Prompt |
Search the data for the word "Fast" and copy every line that contains it.

Figure data in JSON |
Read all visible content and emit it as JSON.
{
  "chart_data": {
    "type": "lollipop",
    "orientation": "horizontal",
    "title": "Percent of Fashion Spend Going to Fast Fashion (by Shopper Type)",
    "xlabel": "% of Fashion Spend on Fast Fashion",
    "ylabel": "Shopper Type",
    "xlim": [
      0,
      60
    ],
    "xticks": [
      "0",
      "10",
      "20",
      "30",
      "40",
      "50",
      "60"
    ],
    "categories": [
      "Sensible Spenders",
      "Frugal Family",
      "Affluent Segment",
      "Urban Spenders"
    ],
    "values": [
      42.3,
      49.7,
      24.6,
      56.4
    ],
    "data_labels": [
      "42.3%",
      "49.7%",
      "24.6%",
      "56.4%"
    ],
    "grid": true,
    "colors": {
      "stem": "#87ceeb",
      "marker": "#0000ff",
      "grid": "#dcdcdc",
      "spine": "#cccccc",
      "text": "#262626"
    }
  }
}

Solution to the exercise |
    "title": "Percent of Fashion Spend Going to Fast Fashion (by Shopper Type)",
    "xlabel": "% of Fashion Spend on Fast Fashion",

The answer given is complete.